§ Directions for this task: Update the material below by writing its lines out again with every "y-tick-label" changed to "y-axis-label". Leave the rest unchanged.

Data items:
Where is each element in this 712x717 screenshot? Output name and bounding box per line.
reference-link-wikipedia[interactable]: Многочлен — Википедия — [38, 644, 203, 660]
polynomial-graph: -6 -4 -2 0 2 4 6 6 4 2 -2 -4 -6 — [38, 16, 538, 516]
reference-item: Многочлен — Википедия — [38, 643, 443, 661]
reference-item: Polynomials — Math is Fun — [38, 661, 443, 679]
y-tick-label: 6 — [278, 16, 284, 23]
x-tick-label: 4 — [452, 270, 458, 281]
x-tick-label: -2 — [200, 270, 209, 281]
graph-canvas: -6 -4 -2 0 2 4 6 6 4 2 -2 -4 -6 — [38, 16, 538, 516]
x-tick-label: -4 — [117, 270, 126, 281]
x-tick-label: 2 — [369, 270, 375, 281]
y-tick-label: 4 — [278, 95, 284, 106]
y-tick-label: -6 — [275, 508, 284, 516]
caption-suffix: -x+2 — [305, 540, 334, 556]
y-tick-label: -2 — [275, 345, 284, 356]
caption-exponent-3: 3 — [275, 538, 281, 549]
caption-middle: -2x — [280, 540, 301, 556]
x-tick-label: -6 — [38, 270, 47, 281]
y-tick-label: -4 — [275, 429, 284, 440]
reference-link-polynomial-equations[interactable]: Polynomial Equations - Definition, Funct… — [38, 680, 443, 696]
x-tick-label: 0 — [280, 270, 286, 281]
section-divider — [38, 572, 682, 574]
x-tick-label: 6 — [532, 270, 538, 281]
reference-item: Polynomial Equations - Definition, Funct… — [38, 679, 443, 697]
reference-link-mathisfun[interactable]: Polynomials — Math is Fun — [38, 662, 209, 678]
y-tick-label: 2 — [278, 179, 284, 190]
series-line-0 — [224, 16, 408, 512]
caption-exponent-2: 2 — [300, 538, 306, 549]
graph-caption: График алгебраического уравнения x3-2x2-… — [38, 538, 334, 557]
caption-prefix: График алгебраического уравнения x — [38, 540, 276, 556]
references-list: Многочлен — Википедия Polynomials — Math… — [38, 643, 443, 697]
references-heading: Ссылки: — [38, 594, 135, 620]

§ Exercise answer:
Where is each element in this 712x717 screenshot? Output name and bounding box per line.
reference-link-wikipedia[interactable]: Многочлен — Википедия — [38, 644, 203, 660]
polynomial-graph: -6 -4 -2 0 2 4 6 6 4 2 -2 -4 -6 — [38, 16, 538, 516]
reference-item: Многочлен — Википедия — [38, 643, 443, 661]
reference-item: Polynomials — Math is Fun — [38, 661, 443, 679]
y-axis-label: 6 — [278, 16, 284, 23]
x-tick-label: 4 — [452, 270, 458, 281]
x-tick-label: -2 — [200, 270, 209, 281]
graph-canvas: -6 -4 -2 0 2 4 6 6 4 2 -2 -4 -6 — [38, 16, 538, 516]
x-tick-label: -4 — [117, 270, 126, 281]
x-tick-label: 2 — [369, 270, 375, 281]
y-axis-label: 4 — [278, 95, 284, 106]
y-axis-label: -6 — [275, 508, 284, 516]
caption-suffix: -x+2 — [305, 540, 334, 556]
y-axis-label: -2 — [275, 345, 284, 356]
caption-exponent-3: 3 — [275, 538, 281, 549]
caption-middle: -2x — [280, 540, 301, 556]
x-tick-label: -6 — [38, 270, 47, 281]
y-axis-label: -4 — [275, 429, 284, 440]
reference-link-polynomial-equations[interactable]: Polynomial Equations - Definition, Funct… — [38, 680, 443, 696]
x-tick-label: 0 — [280, 270, 286, 281]
section-divider — [38, 572, 682, 574]
x-tick-label: 6 — [532, 270, 538, 281]
reference-item: Polynomial Equations - Definition, Funct… — [38, 679, 443, 697]
reference-link-mathisfun[interactable]: Polynomials — Math is Fun — [38, 662, 209, 678]
y-axis-label: 2 — [278, 179, 284, 190]
series-line-0 — [224, 16, 408, 512]
caption-exponent-2: 2 — [300, 538, 306, 549]
graph-caption: График алгебраического уравнения x3-2x2-… — [38, 538, 334, 557]
caption-prefix: График алгебраического уравнения x — [38, 540, 276, 556]
references-list: Многочлен — Википедия Polynomials — Math… — [38, 643, 443, 697]
references-heading: Ссылки: — [38, 594, 135, 620]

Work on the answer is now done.